REQUEST –
Copy out all lines carrying the word "المحمدية".

RECORDS SHOWN –
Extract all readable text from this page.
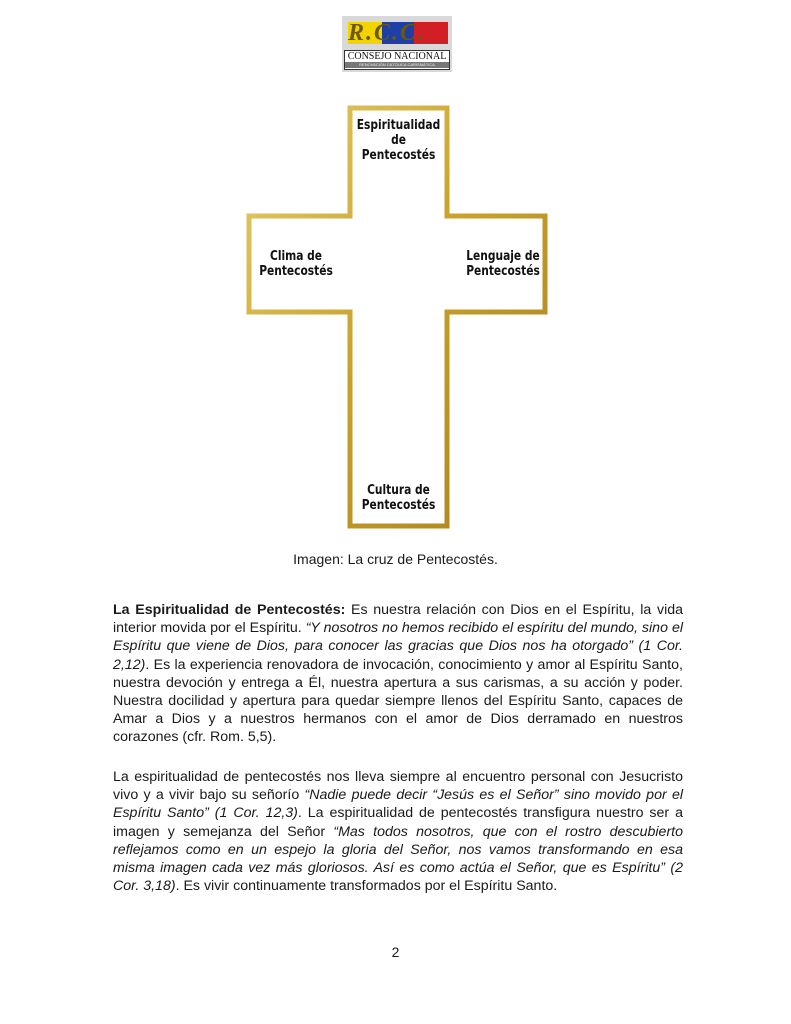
R.C.C.
CONSEJO NACIONAL
RENOVACIÓN CATÓLICA CARISMÁTICA
Espiritualidad
de
Pentecostés
Clima de
Pentecostés
Lenguaje de
Pentecostés
Cultura de
Pentecostés
Imagen: La cruz de Pentecostés.
La Espiritualidad de Pentecostés: Es nuestra relación con Dios en el Espíritu, la vida interior movida por el Espíritu. “Y nosotros no hemos recibido el espíritu del mundo, sino el Espíritu que viene de Dios, para conocer las gracias que Dios nos ha otorgado” (1 Cor. 2,12). Es la experiencia renovadora de invocación, conocimiento y amor al Espíritu Santo, nuestra devoción y entrega a Él, nuestra apertura a sus carismas, a su acción y poder. Nuestra docilidad y apertura para quedar siempre llenos del Espíritu Santo, capaces de Amar a Dios y a nuestros hermanos con el amor de Dios derramado en nuestros corazones (cfr. Rom. 5,5).
La espiritualidad de pentecostés nos lleva siempre al encuentro personal con Jesucristo vivo y a vivir bajo su señorío “Nadie puede decir “Jesús es el Señor” sino movido por el Espíritu Santo” (1 Cor. 12,3). La espiritualidad de pentecostés transfigura nuestro ser a imagen y semejanza del Señor “Mas todos nosotros, que con el rostro descubierto reflejamos como en un espejo la gloria del Señor, nos vamos transformando en esa misma imagen cada vez más gloriosos. Así es como actúa el Señor, que es Espíritu” (2 Cor. 3,18). Es vivir continuamente transformados por el Espíritu Santo.
2
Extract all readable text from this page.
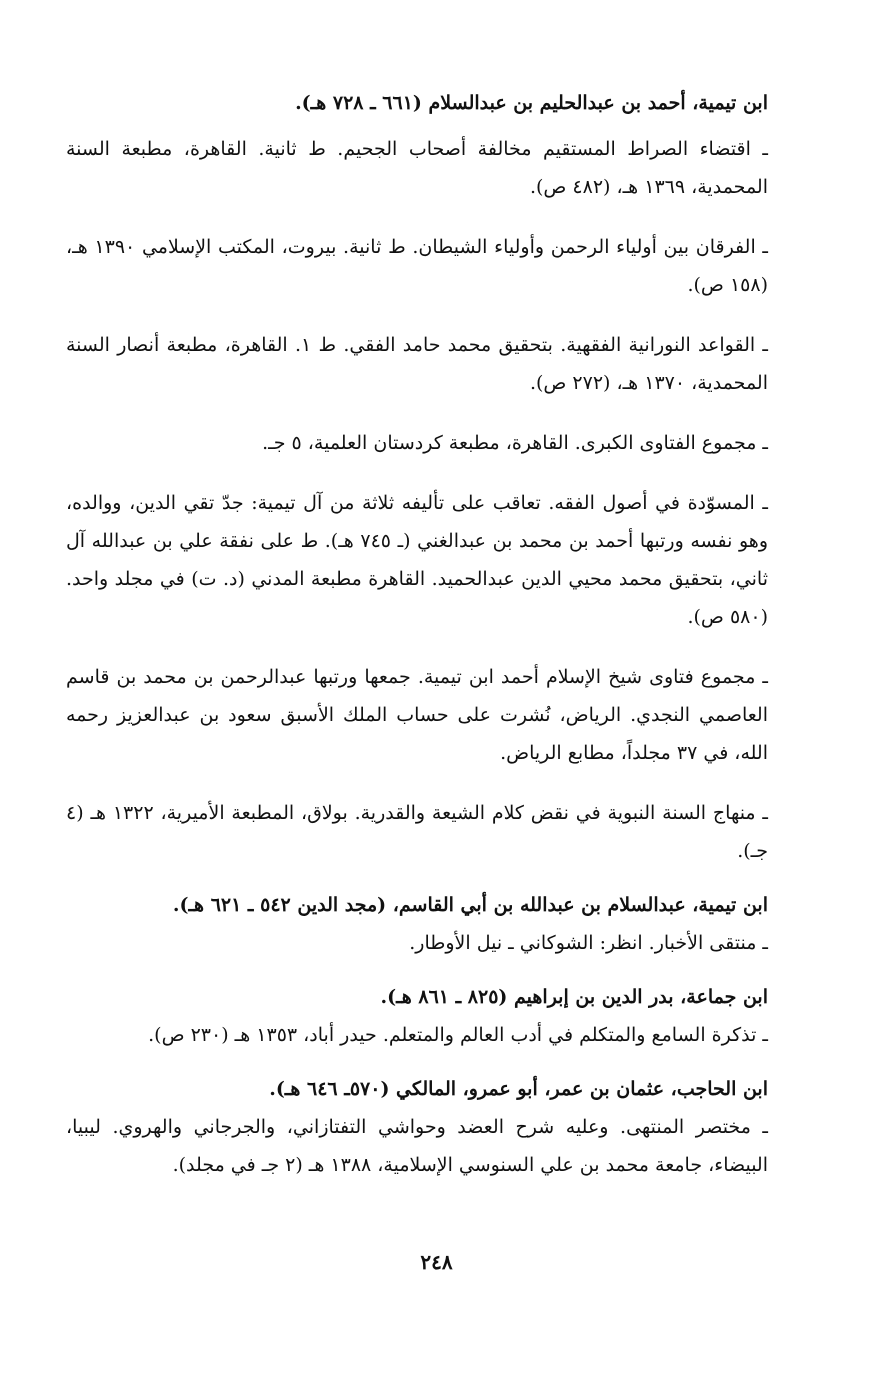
ابن تيمية، أحمد بن عبدالحليم بن عبدالسلام (٦٦١ ـ ٧٢٨ هـ).

ـ اقتضاء الصراط المستقيم مخالفة أصحاب الجحيم. ط ثانية. القاهرة، مطبعة السنة المحمدية، ١٣٦٩ هـ، (٤٨٢ ص).

ـ الفرقان بين أولياء الرحمن وأولياء الشيطان. ط ثانية. بيروت، المكتب الإسلامي ١٣٩٠ هـ، (١٥٨ ص).

ـ القواعد النورانية الفقهية. بتحقيق محمد حامد الفقي. ط ١. القاهرة، مطبعة أنصار السنة المحمدية، ١٣٧٠ هـ، (٢٧٢ ص).

ـ مجموع الفتاوى الكبرى. القاهرة، مطبعة كردستان العلمية، ٥ جـ.

ـ المسوّدة في أصول الفقه. تعاقب على تأليفه ثلاثة من آل تيمية: جدّ تقي الدين، ووالده، وهو نفسه ورتبها أحمد بن محمد بن عبدالغني (ـ ٧٤٥ هـ). ط على نفقة علي بن عبدالله آل ثاني، بتحقيق محمد محيي الدين عبدالحميد. القاهرة مطبعة المدني (د. ت) في مجلد واحد. (٥٨٠ ص).

ـ مجموع فتاوى شيخ الإسلام أحمد ابن تيمية. جمعها ورتبها عبدالرحمن بن محمد بن قاسم العاصمي النجدي. الرياض، نُشرت على حساب الملك الأسبق سعود بن عبدالعزيز رحمه الله، في ٣٧ مجلداً، مطابع الرياض.

ـ منهاج السنة النبوية في نقض كلام الشيعة والقدرية. بولاق، المطبعة الأميرية، ١٣٢٢ هـ (٤ جـ).

ابن تيمية، عبدالسلام بن عبدالله بن أبي القاسم، (مجد الدين ٥٤٢ ـ ٦٢١ هـ).

ـ منتقى الأخبار. انظر: الشوكاني ـ نيل الأوطار.

ابن جماعة، بدر الدين بن إبراهيم (٨٢٥ ـ ٨٦١ هـ).

ـ تذكرة السامع والمتكلم في أدب العالم والمتعلم. حيدر أباد، ١٣٥٣ هـ (٢٣٠ ص).

ابن الحاجب، عثمان بن عمر، أبو عمرو، المالكي (٥٧٠ـ ٦٤٦ هـ).

ـ مختصر المنتهى. وعليه شرح العضد وحواشي التفتازاني، والجرجاني والهروي. ليبيا، البيضاء، جامعة محمد بن علي السنوسي الإسلامية، ١٣٨٨ هـ (٢ جـ في مجلد).

٢٤٨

CORRECT RESPONSE –
ـ اقتضاء الصراط المستقيم مخالفة أصحاب الجحيم. ط ثانية. القاهرة، مطبعة السنة المحمدية، ١٣٦٩ هـ، (٤٨٢ ص).
ـ القواعد النورانية الفقهية. بتحقيق محمد حامد الفقي. ط ١. القاهرة، مطبعة أنصار السنة المحمدية، ١٣٧٠ هـ، (٢٧٢ ص).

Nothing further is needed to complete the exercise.